Problema a resolver
Explica, según el texto proporcionado, por qué la construcción de liderazgo para el sucesor de CFK será un dolor de cabeza. Responde en una a tres oraciones.

Aquella situación es incomparable con la actual. Hoy la Argentina se encuentra con enormes desequilibrios macroeconómicos y en medio de una transición política sumamente compleja. Sólo con la situación interna es suficiente para que la construcción de liderazgo para el sucesor de CFK sea un dolor de cabeza. Si a eso le sumamos este contexto internacional, gane quien gane en las elecciones de octubre (o, eventualmente, en la segunda vuelta de noviembre), sus márgenes de maniobra se están volviendo cada vez más estrechos.

Datos de entrada
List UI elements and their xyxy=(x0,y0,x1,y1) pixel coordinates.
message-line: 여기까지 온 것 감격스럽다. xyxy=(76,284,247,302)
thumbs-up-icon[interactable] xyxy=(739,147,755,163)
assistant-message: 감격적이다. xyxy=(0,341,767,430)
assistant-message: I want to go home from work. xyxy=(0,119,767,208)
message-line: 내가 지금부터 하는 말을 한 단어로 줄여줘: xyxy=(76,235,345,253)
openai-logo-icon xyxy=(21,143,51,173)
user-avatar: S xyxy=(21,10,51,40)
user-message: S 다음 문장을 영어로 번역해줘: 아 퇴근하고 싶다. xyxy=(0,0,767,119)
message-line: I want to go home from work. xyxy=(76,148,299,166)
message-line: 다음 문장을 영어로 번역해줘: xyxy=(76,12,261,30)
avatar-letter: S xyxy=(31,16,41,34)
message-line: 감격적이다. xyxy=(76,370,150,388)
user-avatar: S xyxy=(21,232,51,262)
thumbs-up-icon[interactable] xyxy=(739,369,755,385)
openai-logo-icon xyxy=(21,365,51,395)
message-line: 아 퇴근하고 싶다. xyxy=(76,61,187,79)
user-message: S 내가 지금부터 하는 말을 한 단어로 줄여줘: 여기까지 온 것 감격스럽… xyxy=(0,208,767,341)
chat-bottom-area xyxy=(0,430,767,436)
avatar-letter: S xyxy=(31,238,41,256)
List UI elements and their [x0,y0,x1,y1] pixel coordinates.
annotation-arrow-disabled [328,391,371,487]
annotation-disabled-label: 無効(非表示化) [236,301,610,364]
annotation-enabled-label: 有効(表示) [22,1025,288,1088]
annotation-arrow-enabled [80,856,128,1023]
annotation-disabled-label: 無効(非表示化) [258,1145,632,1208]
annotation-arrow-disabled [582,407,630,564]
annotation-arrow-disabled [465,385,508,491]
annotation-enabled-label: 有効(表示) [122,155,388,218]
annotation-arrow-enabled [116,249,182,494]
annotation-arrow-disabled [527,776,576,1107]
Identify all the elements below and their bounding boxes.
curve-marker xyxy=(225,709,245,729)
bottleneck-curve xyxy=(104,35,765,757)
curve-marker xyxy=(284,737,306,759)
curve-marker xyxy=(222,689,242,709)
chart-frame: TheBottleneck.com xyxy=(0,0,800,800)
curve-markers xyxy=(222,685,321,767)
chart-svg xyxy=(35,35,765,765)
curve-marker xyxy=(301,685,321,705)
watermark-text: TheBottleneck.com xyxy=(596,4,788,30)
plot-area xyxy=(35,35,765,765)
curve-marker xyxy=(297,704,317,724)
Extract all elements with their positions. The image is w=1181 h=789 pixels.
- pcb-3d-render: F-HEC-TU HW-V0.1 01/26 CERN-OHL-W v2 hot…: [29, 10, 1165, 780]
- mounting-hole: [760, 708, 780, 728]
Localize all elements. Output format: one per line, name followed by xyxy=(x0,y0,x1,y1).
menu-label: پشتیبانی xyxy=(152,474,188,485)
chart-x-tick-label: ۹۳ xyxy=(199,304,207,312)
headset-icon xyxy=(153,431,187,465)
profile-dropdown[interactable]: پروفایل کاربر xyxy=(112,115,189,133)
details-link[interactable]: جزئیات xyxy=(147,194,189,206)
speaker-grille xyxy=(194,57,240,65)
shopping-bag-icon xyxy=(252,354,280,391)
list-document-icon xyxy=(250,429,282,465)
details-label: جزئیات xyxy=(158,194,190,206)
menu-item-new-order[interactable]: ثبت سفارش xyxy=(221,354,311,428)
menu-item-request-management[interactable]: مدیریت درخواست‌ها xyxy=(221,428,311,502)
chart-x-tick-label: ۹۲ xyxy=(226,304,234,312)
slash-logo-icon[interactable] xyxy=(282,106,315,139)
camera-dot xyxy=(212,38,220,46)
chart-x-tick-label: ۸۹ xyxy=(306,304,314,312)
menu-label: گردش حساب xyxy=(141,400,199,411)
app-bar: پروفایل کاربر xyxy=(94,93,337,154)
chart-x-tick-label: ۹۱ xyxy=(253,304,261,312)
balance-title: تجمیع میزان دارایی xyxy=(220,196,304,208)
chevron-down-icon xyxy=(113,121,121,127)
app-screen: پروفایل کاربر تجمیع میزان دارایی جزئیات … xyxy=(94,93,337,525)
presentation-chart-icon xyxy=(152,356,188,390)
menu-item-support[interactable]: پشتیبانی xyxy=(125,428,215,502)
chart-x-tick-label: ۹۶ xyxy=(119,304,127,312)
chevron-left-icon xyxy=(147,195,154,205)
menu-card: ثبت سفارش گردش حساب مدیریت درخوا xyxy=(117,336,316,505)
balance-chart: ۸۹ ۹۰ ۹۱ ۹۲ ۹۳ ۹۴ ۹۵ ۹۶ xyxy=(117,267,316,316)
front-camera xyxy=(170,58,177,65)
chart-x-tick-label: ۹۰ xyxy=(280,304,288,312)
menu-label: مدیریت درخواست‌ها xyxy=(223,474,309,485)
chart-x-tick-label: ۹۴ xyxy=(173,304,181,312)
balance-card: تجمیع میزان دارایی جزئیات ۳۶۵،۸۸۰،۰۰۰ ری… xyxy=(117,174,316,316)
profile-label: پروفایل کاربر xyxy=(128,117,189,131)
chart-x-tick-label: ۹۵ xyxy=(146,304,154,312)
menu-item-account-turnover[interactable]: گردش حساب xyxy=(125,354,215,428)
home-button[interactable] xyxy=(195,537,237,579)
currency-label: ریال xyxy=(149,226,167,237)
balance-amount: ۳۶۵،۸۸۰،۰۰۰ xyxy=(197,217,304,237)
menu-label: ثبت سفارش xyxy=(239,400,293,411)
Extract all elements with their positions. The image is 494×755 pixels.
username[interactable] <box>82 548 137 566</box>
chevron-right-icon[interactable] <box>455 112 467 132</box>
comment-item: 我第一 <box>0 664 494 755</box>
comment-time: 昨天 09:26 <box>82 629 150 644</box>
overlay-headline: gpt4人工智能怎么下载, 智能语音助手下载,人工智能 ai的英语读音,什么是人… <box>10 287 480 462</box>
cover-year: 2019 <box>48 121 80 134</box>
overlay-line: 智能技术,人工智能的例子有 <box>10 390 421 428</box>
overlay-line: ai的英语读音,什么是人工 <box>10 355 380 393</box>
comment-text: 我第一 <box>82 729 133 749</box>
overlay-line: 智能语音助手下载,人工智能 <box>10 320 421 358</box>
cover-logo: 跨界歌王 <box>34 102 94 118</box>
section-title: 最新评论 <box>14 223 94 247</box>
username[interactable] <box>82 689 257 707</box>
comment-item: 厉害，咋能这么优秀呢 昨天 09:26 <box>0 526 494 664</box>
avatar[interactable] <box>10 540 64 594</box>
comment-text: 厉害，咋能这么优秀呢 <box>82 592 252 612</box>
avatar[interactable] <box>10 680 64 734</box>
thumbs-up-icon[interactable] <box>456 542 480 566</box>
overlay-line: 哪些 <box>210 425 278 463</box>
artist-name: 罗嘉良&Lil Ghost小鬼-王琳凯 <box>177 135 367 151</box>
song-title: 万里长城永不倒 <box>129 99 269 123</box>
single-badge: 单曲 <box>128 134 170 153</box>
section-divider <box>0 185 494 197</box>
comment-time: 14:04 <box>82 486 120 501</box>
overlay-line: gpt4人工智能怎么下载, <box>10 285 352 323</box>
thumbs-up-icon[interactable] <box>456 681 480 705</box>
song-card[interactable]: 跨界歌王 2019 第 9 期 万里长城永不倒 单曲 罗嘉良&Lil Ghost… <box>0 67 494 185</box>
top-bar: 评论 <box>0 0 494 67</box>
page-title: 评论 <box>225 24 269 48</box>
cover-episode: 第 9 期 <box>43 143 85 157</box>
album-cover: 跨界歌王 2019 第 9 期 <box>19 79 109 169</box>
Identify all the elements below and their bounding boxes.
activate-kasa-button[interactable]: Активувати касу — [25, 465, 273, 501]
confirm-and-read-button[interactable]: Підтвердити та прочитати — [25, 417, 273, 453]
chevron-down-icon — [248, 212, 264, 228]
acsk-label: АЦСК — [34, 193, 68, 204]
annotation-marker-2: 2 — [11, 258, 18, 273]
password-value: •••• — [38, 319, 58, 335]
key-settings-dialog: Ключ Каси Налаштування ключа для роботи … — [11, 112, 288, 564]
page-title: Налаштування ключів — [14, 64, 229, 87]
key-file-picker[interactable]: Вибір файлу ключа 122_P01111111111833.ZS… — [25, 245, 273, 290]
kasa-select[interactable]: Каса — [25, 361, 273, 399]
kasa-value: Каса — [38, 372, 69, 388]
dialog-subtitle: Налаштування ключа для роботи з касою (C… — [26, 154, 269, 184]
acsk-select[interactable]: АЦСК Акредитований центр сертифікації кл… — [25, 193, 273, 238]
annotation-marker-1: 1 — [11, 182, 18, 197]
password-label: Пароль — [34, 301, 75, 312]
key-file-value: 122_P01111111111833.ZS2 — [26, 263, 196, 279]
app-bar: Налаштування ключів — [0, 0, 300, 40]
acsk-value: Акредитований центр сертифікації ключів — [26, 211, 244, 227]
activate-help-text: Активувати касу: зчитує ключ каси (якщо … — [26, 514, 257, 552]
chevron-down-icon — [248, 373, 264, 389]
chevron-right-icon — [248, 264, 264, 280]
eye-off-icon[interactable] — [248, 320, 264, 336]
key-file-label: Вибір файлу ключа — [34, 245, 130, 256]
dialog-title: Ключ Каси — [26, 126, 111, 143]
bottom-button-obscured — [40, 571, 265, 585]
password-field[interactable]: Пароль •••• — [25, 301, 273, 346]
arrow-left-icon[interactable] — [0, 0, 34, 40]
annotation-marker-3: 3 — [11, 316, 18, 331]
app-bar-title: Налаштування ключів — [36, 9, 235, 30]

Resultado obtenido
Será un dolor de cabeza porque la Argentina enfrenta enormes desequilibrios macroeconómicos y atraviesa una transición política sumamente compleja. El texto sostiene que esa situación interna basta por sí sola para que lo sea.